PROVIDED DATA -
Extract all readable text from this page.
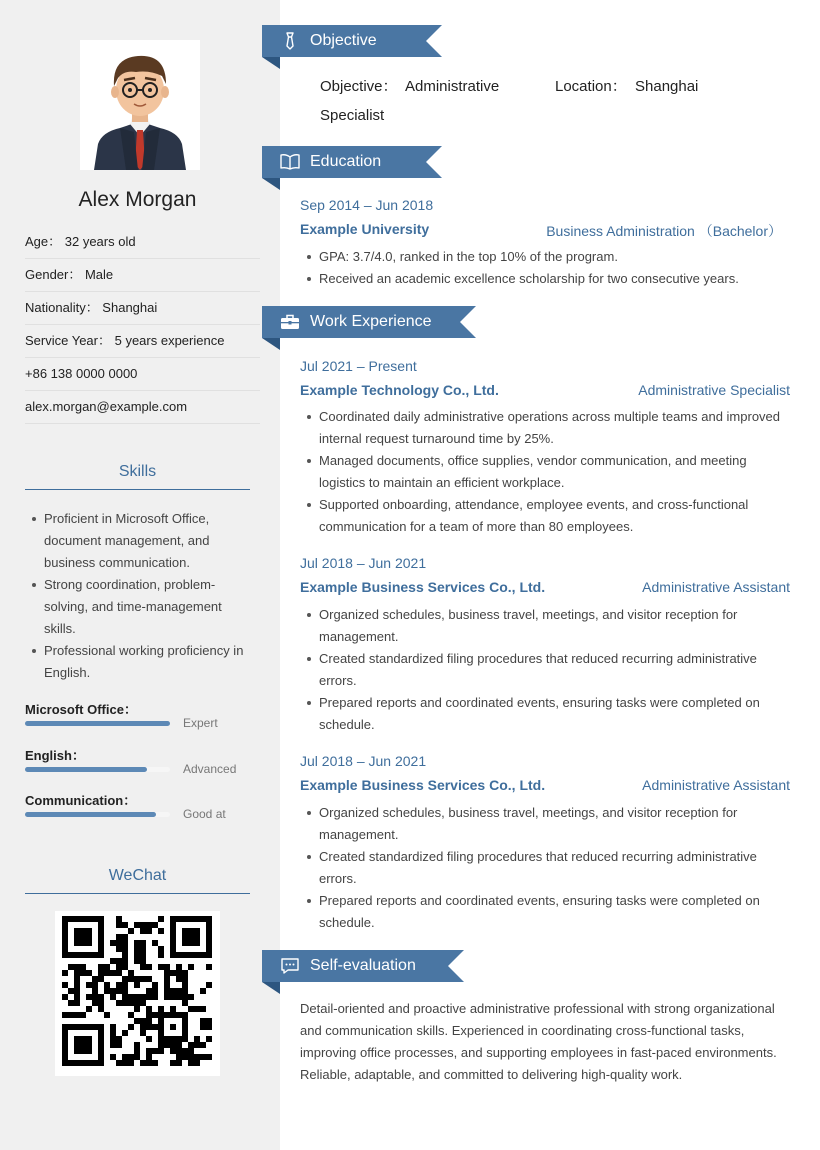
Alex Morgan
Age： 32 years old
Gender： Male
Nationality： Shanghai
Service Year： 5 years experience
+86 138 0000 0000
alex.morgan@example.com
Skills
Proficient in Microsoft Office, document management, and business communication.
Strong coordination, problem-solving, and time-management skills.
Professional working proficiency in English.
Microsoft Office：
Expert
English：
Advanced
Communication：
Good at
WeChat
Objective
Objective： Administrative
Specialist
Location： Shanghai
Education
Sep 2014 – Jun 2018
Example University	Business Administration （Bachelor）
GPA: 3.7/4.0, ranked in the top 10% of the program.
Received an academic excellence scholarship for two consecutive years.
Work Experience
Jul 2021 – Present
Example Technology Co., Ltd.	Administrative Specialist
Coordinated daily administrative operations across multiple teams and improved internal request turnaround time by 25%.
Managed documents, office supplies, vendor communication, and meeting logistics to maintain an efficient workplace.
Supported onboarding, attendance, employee events, and cross-functional communication for a team of more than 80 employees.
Jul 2018 – Jun 2021
Example Business Services Co., Ltd.	Administrative Assistant
Organized schedules, business travel, meetings, and visitor reception for management.
Created standardized filing procedures that reduced recurring administrative errors.
Prepared reports and coordinated events, ensuring tasks were completed on schedule.
Jul 2018 – Jun 2021
Example Business Services Co., Ltd.	Administrative Assistant
Organized schedules, business travel, meetings, and visitor reception for management.
Created standardized filing procedures that reduced recurring administrative errors.
Prepared reports and coordinated events, ensuring tasks were completed on schedule.
Self-evaluation
Detail-oriented and proactive administrative professional with strong organizational and communication skills. Experienced in coordinating cross-functional tasks, improving office processes, and supporting employees in fast-paced environments. Reliable, adaptable, and committed to delivering high-quality work.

EXERCISE REQUIREMENTS - Output the material word for word, omitting its pictures.

FINAL RESULT -
Extract all readable text from this page.
Alex Morgan
Age： 32 years old
Gender： Male
Nationality： Shanghai
Service Year： 5 years experience
+86 138 0000 0000
alex.morgan@example.com
Skills
Proficient in Microsoft Office, document management, and business communication.
Strong coordination, problem-solving, and time-management skills.
Professional working proficiency in English.
Microsoft Office：
Expert
English：
Advanced
Communication：
Good at
WeChat
Objective
Objective： Administrative
Specialist
Location： Shanghai
Education
Sep 2014 – Jun 2018
Example University	Business Administration （Bachelor）
GPA: 3.7/4.0, ranked in the top 10% of the program.
Received an academic excellence scholarship for two consecutive years.
Work Experience
Jul 2021 – Present
Example Technology Co., Ltd.	Administrative Specialist
Coordinated daily administrative operations across multiple teams and improved internal request turnaround time by 25%.
Managed documents, office supplies, vendor communication, and meeting logistics to maintain an efficient workplace.
Supported onboarding, attendance, employee events, and cross-functional communication for a team of more than 80 employees.
Jul 2018 – Jun 2021
Example Business Services Co., Ltd.	Administrative Assistant
Organized schedules, business travel, meetings, and visitor reception for management.
Created standardized filing procedures that reduced recurring administrative errors.
Prepared reports and coordinated events, ensuring tasks were completed on schedule.
Jul 2018 – Jun 2021
Example Business Services Co., Ltd.	Administrative Assistant
Organized schedules, business travel, meetings, and visitor reception for management.
Created standardized filing procedures that reduced recurring administrative errors.
Prepared reports and coordinated events, ensuring tasks were completed on schedule.
Self-evaluation
Detail-oriented and proactive administrative professional with strong organizational and communication skills. Experienced in coordinating cross-functional tasks, improving office processes, and supporting employees in fast-paced environments. Reliable, adaptable, and committed to delivering high-quality work.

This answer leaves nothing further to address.